> Short problem: Pick every line from the data that holds the word "不透明度".

----

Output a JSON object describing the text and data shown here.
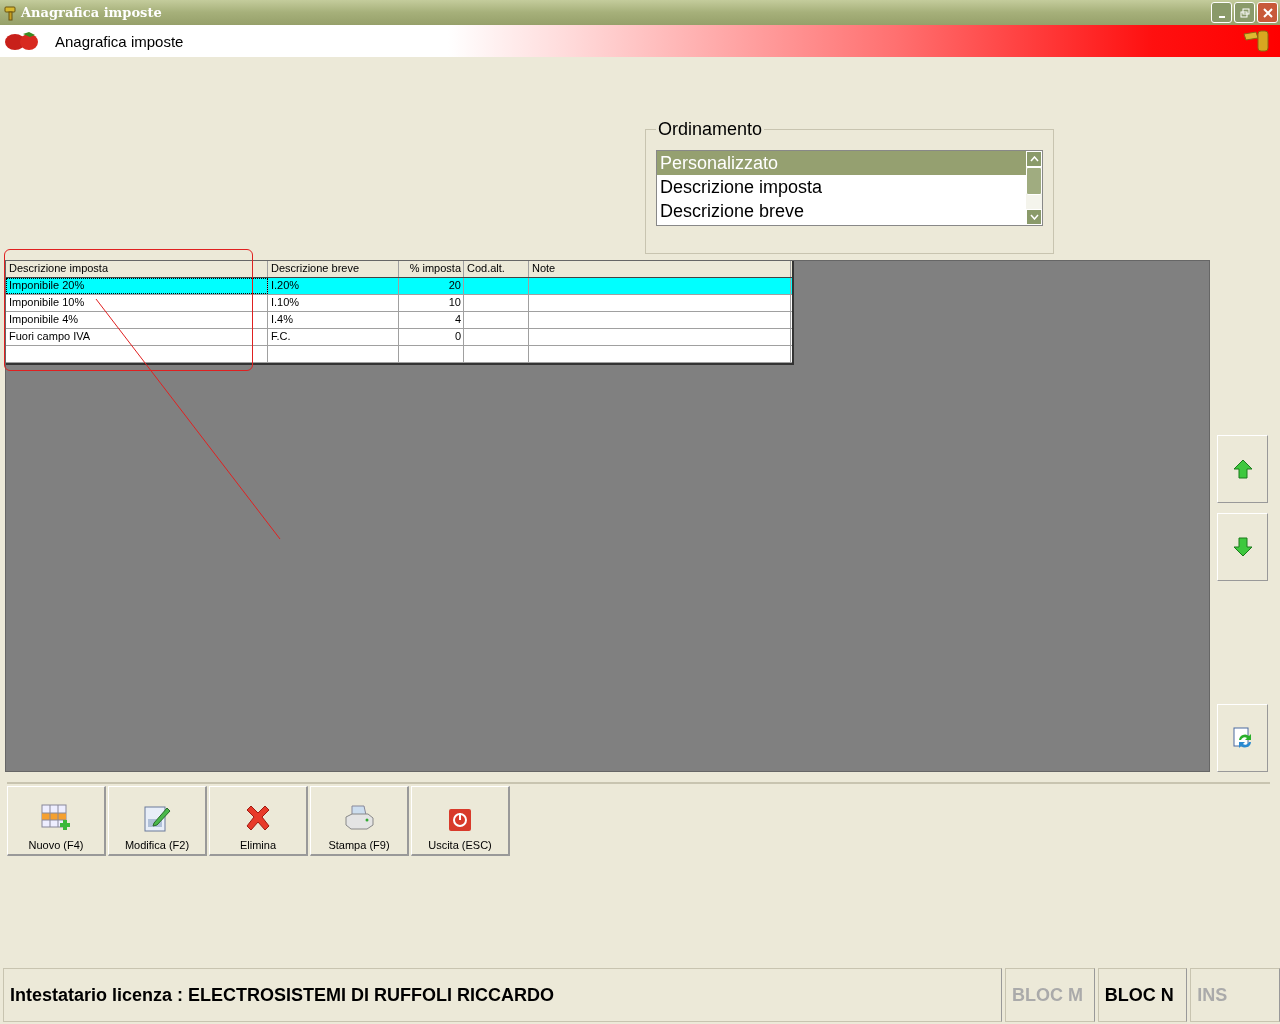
{
  "window": {
    "title": "Anagrafica imposte"
  },
  "header": {
    "title": "Anagrafica imposte"
  },
  "ordering": {
    "legend": "Ordinamento",
    "options": [
      {
        "label": "Personalizzato",
        "selected": true
      },
      {
        "label": "Descrizione imposta",
        "selected": false
      },
      {
        "label": "Descrizione breve",
        "selected": false
      }
    ]
  },
  "table": {
    "columns": [
      {
        "label": "Descrizione imposta"
      },
      {
        "label": "Descrizione breve"
      },
      {
        "label": "% imposta"
      },
      {
        "label": "Cod.alt."
      },
      {
        "label": "Note"
      }
    ],
    "rows": [
      {
        "cells": [
          "Imponibile 20%",
          "I.20%",
          "20",
          "",
          ""
        ],
        "selected": true
      },
      {
        "cells": [
          "Imponibile 10%",
          "I.10%",
          "10",
          "",
          ""
        ],
        "selected": false
      },
      {
        "cells": [
          "Imponibile 4%",
          "I.4%",
          "4",
          "",
          ""
        ],
        "selected": false
      },
      {
        "cells": [
          "Fuori campo IVA",
          "F.C.",
          "0",
          "",
          ""
        ],
        "selected": false
      }
    ]
  },
  "side_buttons": [
    {
      "kind": "up"
    },
    {
      "kind": "down"
    },
    {
      "kind": "refresh"
    }
  ],
  "toolbar": [
    {
      "label": "Nuovo (F4)",
      "kind": "new"
    },
    {
      "label": "Modifica (F2)",
      "kind": "edit"
    },
    {
      "label": "Elimina",
      "kind": "delete"
    },
    {
      "label": "Stampa (F9)",
      "kind": "print"
    },
    {
      "label": "Uscita (ESC)",
      "kind": "exit"
    }
  ],
  "status_bar": {
    "license": "Intestatario licenza : ELECTROSISTEMI DI RUFFOLI RICCARDO",
    "indicators": [
      {
        "label": "BLOC M",
        "on": false
      },
      {
        "label": "BLOC N",
        "on": true
      },
      {
        "label": "INS",
        "on": false
      }
    ]
  }
}
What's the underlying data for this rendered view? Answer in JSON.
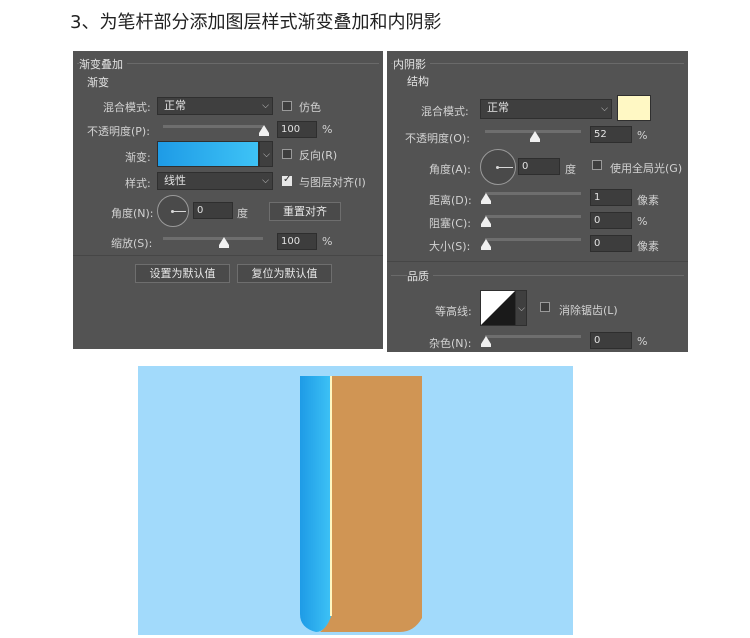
{
  "heading": "3、为笔杆部分添加图层样式渐变叠加和内阴影",
  "gradient_overlay": {
    "title": "渐变叠加",
    "section": "渐变",
    "blend_mode_label": "混合模式:",
    "blend_mode_value": "正常",
    "dither_label": "仿色",
    "opacity_label": "不透明度(P):",
    "opacity_value": "100",
    "percent": "%",
    "gradient_label": "渐变:",
    "gradient_colors": [
      "#1e9be6",
      "#3ec3f6"
    ],
    "reverse_label": "反向(R)",
    "style_label": "样式:",
    "style_value": "线性",
    "align_label": "与图层对齐(I)",
    "align_checked": true,
    "angle_label": "角度(N):",
    "angle_value": "0",
    "degree": "度",
    "reset_align_button": "重置对齐",
    "scale_label": "缩放(S):",
    "scale_value": "100",
    "make_default_button": "设置为默认值",
    "reset_default_button": "复位为默认值"
  },
  "inner_shadow": {
    "title": "内阴影",
    "section": "结构",
    "blend_mode_label": "混合模式:",
    "blend_mode_value": "正常",
    "shadow_color": "#fff8c4",
    "opacity_label": "不透明度(O):",
    "opacity_value": "52",
    "percent": "%",
    "angle_label": "角度(A):",
    "angle_value": "0",
    "degree": "度",
    "global_light_label": "使用全局光(G)",
    "distance_label": "距离(D):",
    "distance_value": "1",
    "choke_label": "阻塞(C):",
    "choke_value": "0",
    "size_label": "大小(S):",
    "size_value": "0",
    "pixels": "像素",
    "quality_section": "品质",
    "contour_label": "等高线:",
    "antialias_label": "消除锯齿(L)",
    "noise_label": "杂色(N):",
    "noise_value": "0"
  },
  "colors": {
    "panel_bg": "#535353",
    "scene_bg": "#a2dafb",
    "pen_body": "#d09554",
    "pen_highlight": "#fff6c0"
  }
}
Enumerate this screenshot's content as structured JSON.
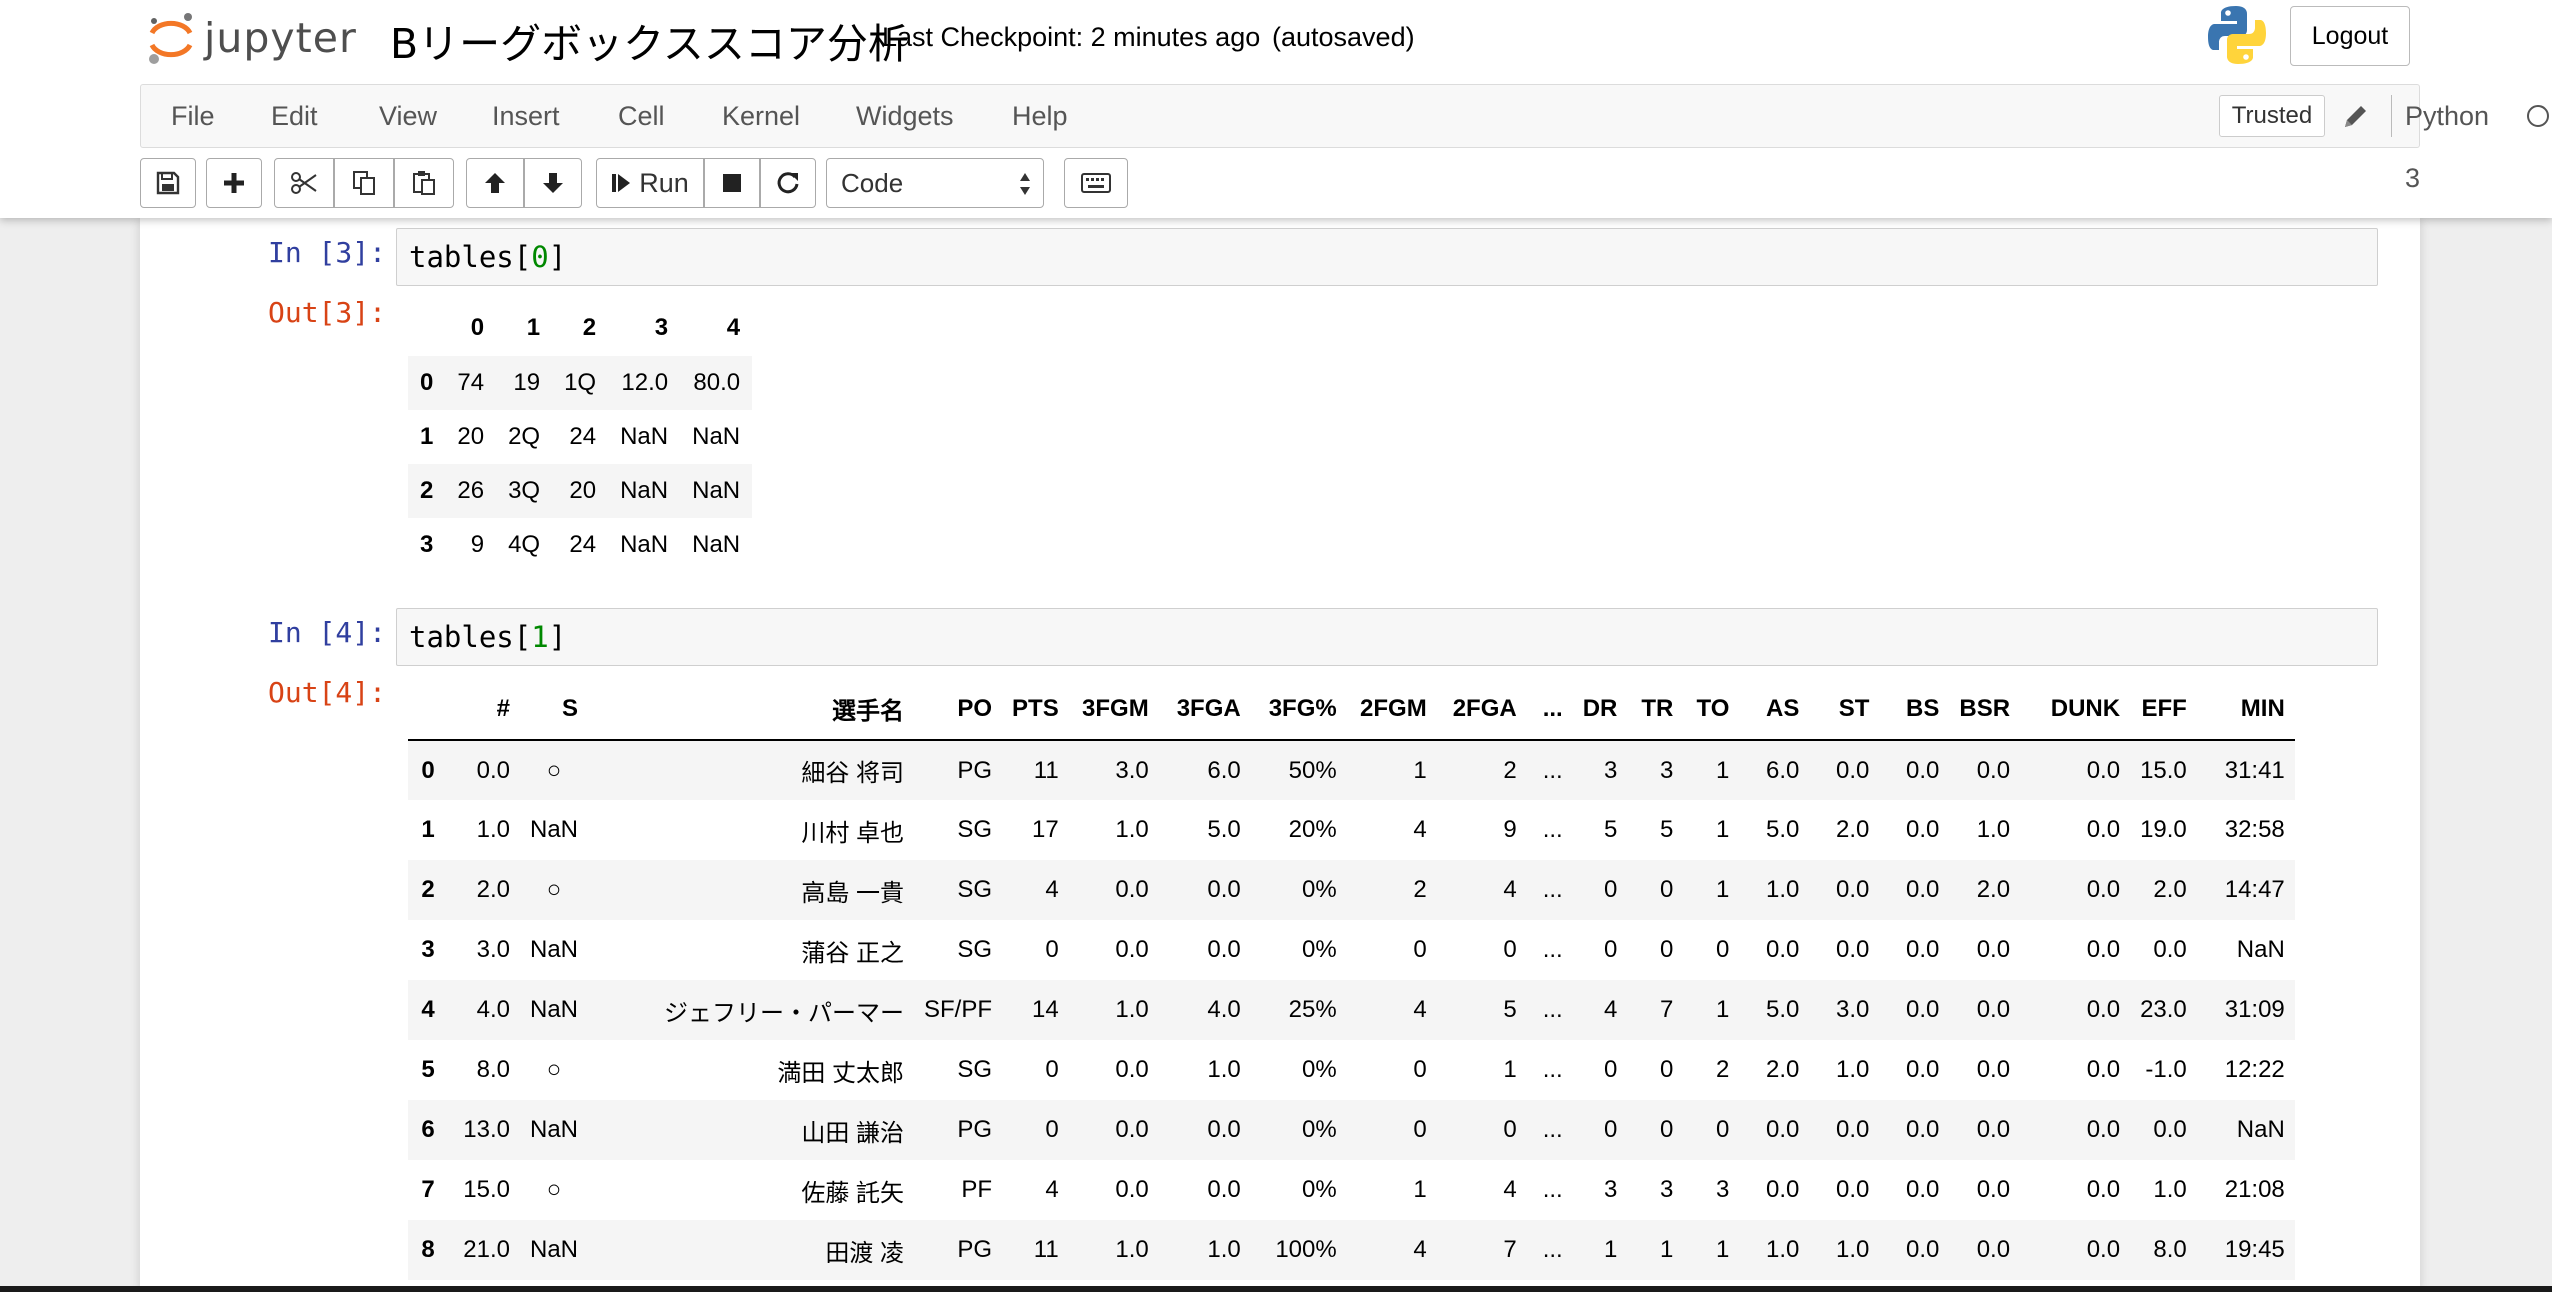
{
  "header": {
    "logo_text": "jupyter",
    "notebook_name": "Bリーグボックススコア分析",
    "checkpoint": "Last Checkpoint: 2 minutes ago",
    "autosave": "(autosaved)",
    "logout_label": "Logout",
    "accent_color": "#f37726"
  },
  "menubar": {
    "items": [
      "File",
      "Edit",
      "View",
      "Insert",
      "Cell",
      "Kernel",
      "Widgets",
      "Help"
    ],
    "trusted_label": "Trusted",
    "kernel_name": "Python 3"
  },
  "toolbar": {
    "buttons": [
      "save-icon",
      "plus-icon",
      "scissors-icon",
      "copy-icon",
      "paste-icon",
      "arrow-up-icon",
      "arrow-down-icon",
      "step-forward-icon",
      "stop-icon",
      "restart-icon",
      "keyboard-icon"
    ],
    "run_label": "Run",
    "cell_type": "Code"
  },
  "cells": [
    {
      "in_prompt": "In [3]:",
      "code_prefix": "tables[",
      "code_num": "0",
      "code_suffix": "]",
      "out_prompt": "Out[3]:",
      "table": {
        "columns": [
          "",
          "0",
          "1",
          "2",
          "3",
          "4"
        ],
        "rows": [
          [
            "0",
            "74",
            "19",
            "1Q",
            "12.0",
            "80.0"
          ],
          [
            "1",
            "20",
            "2Q",
            "24",
            "NaN",
            "NaN"
          ],
          [
            "2",
            "26",
            "3Q",
            "20",
            "NaN",
            "NaN"
          ],
          [
            "3",
            "9",
            "4Q",
            "24",
            "NaN",
            "NaN"
          ]
        ]
      }
    },
    {
      "in_prompt": "In [4]:",
      "code_prefix": "tables[",
      "code_num": "1",
      "code_suffix": "]",
      "out_prompt": "Out[4]:",
      "table": {
        "columns": [
          "",
          "#",
          "S",
          "選手名",
          "PO",
          "PTS",
          "3FGM",
          "3FGA",
          "3FG%",
          "2FGM",
          "2FGA",
          "...",
          "DR",
          "TR",
          "TO",
          "AS",
          "ST",
          "BS",
          "BSR",
          "DUNK",
          "EFF",
          "MIN"
        ],
        "rows": [
          [
            "0",
            "0.0",
            "○",
            "細谷 将司",
            "PG",
            "11",
            "3.0",
            "6.0",
            "50%",
            "1",
            "2",
            "...",
            "3",
            "3",
            "1",
            "6.0",
            "0.0",
            "0.0",
            "0.0",
            "0.0",
            "15.0",
            "31:41"
          ],
          [
            "1",
            "1.0",
            "NaN",
            "川村 卓也",
            "SG",
            "17",
            "1.0",
            "5.0",
            "20%",
            "4",
            "9",
            "...",
            "5",
            "5",
            "1",
            "5.0",
            "2.0",
            "0.0",
            "1.0",
            "0.0",
            "19.0",
            "32:58"
          ],
          [
            "2",
            "2.0",
            "○",
            "高島 一貴",
            "SG",
            "4",
            "0.0",
            "0.0",
            "0%",
            "2",
            "4",
            "...",
            "0",
            "0",
            "1",
            "1.0",
            "0.0",
            "0.0",
            "2.0",
            "0.0",
            "2.0",
            "14:47"
          ],
          [
            "3",
            "3.0",
            "NaN",
            "蒲谷 正之",
            "SG",
            "0",
            "0.0",
            "0.0",
            "0%",
            "0",
            "0",
            "...",
            "0",
            "0",
            "0",
            "0.0",
            "0.0",
            "0.0",
            "0.0",
            "0.0",
            "0.0",
            "NaN"
          ],
          [
            "4",
            "4.0",
            "NaN",
            "ジェフリー・パーマー",
            "SF/PF",
            "14",
            "1.0",
            "4.0",
            "25%",
            "4",
            "5",
            "...",
            "4",
            "7",
            "1",
            "5.0",
            "3.0",
            "0.0",
            "0.0",
            "0.0",
            "23.0",
            "31:09"
          ],
          [
            "5",
            "8.0",
            "○",
            "満田 丈太郎",
            "SG",
            "0",
            "0.0",
            "1.0",
            "0%",
            "0",
            "1",
            "...",
            "0",
            "0",
            "2",
            "2.0",
            "1.0",
            "0.0",
            "0.0",
            "0.0",
            "-1.0",
            "12:22"
          ],
          [
            "6",
            "13.0",
            "NaN",
            "山田 謙治",
            "PG",
            "0",
            "0.0",
            "0.0",
            "0%",
            "0",
            "0",
            "...",
            "0",
            "0",
            "0",
            "0.0",
            "0.0",
            "0.0",
            "0.0",
            "0.0",
            "0.0",
            "NaN"
          ],
          [
            "7",
            "15.0",
            "○",
            "佐藤 託矢",
            "PF",
            "4",
            "0.0",
            "0.0",
            "0%",
            "1",
            "4",
            "...",
            "3",
            "3",
            "3",
            "0.0",
            "0.0",
            "0.0",
            "0.0",
            "0.0",
            "1.0",
            "21:08"
          ],
          [
            "8",
            "21.0",
            "NaN",
            "田渡 凌",
            "PG",
            "11",
            "1.0",
            "1.0",
            "100%",
            "4",
            "7",
            "...",
            "1",
            "1",
            "1",
            "1.0",
            "1.0",
            "0.0",
            "0.0",
            "0.0",
            "8.0",
            "19:45"
          ]
        ]
      }
    }
  ]
}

----

> Written response:
    "opacity_label": "不透明度(P):",
    "opacity_label": "不透明度(O):",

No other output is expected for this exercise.